* Records from a collection of figures
-----
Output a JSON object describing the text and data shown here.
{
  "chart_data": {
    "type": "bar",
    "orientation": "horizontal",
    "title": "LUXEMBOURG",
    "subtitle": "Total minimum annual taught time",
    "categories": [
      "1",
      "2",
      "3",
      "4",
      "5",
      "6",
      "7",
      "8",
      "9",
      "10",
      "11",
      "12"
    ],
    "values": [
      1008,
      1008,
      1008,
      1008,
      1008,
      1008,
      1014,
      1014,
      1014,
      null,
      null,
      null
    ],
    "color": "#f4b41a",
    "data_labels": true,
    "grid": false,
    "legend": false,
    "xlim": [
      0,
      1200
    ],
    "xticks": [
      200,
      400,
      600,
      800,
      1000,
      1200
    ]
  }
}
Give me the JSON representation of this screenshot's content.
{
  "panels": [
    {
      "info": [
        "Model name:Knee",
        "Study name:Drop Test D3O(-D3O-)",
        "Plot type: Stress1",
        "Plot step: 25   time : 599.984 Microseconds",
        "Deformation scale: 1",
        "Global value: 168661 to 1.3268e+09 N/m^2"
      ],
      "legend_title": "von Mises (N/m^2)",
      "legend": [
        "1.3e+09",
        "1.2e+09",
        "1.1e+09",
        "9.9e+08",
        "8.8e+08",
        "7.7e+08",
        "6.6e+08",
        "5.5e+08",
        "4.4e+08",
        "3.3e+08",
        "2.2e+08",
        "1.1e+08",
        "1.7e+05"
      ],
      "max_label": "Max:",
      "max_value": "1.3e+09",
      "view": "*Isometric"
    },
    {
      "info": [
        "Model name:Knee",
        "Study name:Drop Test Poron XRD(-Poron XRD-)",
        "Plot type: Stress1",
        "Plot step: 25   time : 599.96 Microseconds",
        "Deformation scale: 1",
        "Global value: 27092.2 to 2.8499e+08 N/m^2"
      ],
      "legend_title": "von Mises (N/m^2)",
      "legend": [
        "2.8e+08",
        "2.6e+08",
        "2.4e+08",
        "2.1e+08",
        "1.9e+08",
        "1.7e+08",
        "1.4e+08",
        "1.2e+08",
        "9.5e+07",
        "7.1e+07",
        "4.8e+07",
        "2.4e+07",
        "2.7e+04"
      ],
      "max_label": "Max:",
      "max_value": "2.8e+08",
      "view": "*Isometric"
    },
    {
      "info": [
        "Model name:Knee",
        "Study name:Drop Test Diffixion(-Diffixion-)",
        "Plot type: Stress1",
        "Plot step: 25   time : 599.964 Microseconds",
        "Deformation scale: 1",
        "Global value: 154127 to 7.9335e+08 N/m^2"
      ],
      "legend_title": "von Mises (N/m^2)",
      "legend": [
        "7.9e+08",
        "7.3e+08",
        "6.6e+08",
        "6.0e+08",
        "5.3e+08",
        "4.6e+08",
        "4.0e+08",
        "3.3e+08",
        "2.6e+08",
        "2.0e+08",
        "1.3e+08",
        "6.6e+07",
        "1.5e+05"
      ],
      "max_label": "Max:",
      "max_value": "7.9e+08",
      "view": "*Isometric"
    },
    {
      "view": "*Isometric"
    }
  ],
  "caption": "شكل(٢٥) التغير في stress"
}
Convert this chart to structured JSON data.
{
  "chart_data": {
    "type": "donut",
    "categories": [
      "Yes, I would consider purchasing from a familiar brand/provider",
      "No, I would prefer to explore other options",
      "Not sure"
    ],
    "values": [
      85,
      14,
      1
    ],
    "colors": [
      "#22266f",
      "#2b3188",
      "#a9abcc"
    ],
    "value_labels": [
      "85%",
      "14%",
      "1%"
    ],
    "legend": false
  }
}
-----
* What to work on
Output the records above in their entirety, exactly.

* Answer to this task
Output a JSON object describing the text and data shown here.
{
  "chart_data": {
    "type": "bar",
    "orientation": "horizontal",
    "title": "LUXEMBOURG",
    "subtitle": "Total minimum annual taught time",
    "categories": [
      "1",
      "2",
      "3",
      "4",
      "5",
      "6",
      "7",
      "8",
      "9",
      "10",
      "11",
      "12"
    ],
    "values": [
      1008,
      1008,
      1008,
      1008,
      1008,
      1008,
      1014,
      1014,
      1014,
      null,
      null,
      null
    ],
    "color": "#f4b41a",
    "data_labels": true,
    "grid": false,
    "legend": false,
    "xlim": [
      0,
      1200
    ],
    "xticks": [
      200,
      400,
      600,
      800,
      1000,
      1200
    ]
  }
}
Give me the JSON representation of this screenshot's content.
{
  "panels": [
    {
      "info": [
        "Model name:Knee",
        "Study name:Drop Test D3O(-D3O-)",
        "Plot type: Stress1",
        "Plot step: 25   time : 599.984 Microseconds",
        "Deformation scale: 1",
        "Global value: 168661 to 1.3268e+09 N/m^2"
      ],
      "legend_title": "von Mises (N/m^2)",
      "legend": [
        "1.3e+09",
        "1.2e+09",
        "1.1e+09",
        "9.9e+08",
        "8.8e+08",
        "7.7e+08",
        "6.6e+08",
        "5.5e+08",
        "4.4e+08",
        "3.3e+08",
        "2.2e+08",
        "1.1e+08",
        "1.7e+05"
      ],
      "max_label": "Max:",
      "max_value": "1.3e+09",
      "view": "*Isometric"
    },
    {
      "info": [
        "Model name:Knee",
        "Study name:Drop Test Poron XRD(-Poron XRD-)",
        "Plot type: Stress1",
        "Plot step: 25   time : 599.96 Microseconds",
        "Deformation scale: 1",
        "Global value: 27092.2 to 2.8499e+08 N/m^2"
      ],
      "legend_title": "von Mises (N/m^2)",
      "legend": [
        "2.8e+08",
        "2.6e+08",
        "2.4e+08",
        "2.1e+08",
        "1.9e+08",
        "1.7e+08",
        "1.4e+08",
        "1.2e+08",
        "9.5e+07",
        "7.1e+07",
        "4.8e+07",
        "2.4e+07",
        "2.7e+04"
      ],
      "max_label": "Max:",
      "max_value": "2.8e+08",
      "view": "*Isometric"
    },
    {
      "info": [
        "Model name:Knee",
        "Study name:Drop Test Diffixion(-Diffixion-)",
        "Plot type: Stress1",
        "Plot step: 25   time : 599.964 Microseconds",
        "Deformation scale: 1",
        "Global value: 154127 to 7.9335e+08 N/m^2"
      ],
      "legend_title": "von Mises (N/m^2)",
      "legend": [
        "7.9e+08",
        "7.3e+08",
        "6.6e+08",
        "6.0e+08",
        "5.3e+08",
        "4.6e+08",
        "4.0e+08",
        "3.3e+08",
        "2.6e+08",
        "2.0e+08",
        "1.3e+08",
        "6.6e+07",
        "1.5e+05"
      ],
      "max_label": "Max:",
      "max_value": "7.9e+08",
      "view": "*Isometric"
    },
    {
      "view": "*Isometric"
    }
  ],
  "caption": "شكل(٢٥) التغير في stress"
}
Convert this chart to structured JSON data.
{
  "chart_data": {
    "type": "donut",
    "categories": [
      "Yes, I would consider purchasing from a familiar brand/provider",
      "No, I would prefer to explore other options",
      "Not sure"
    ],
    "values": [
      85,
      14,
      1
    ],
    "colors": [
      "#22266f",
      "#2b3188",
      "#a9abcc"
    ],
    "value_labels": [
      "85%",
      "14%",
      "1%"
    ],
    "legend": false
  }
}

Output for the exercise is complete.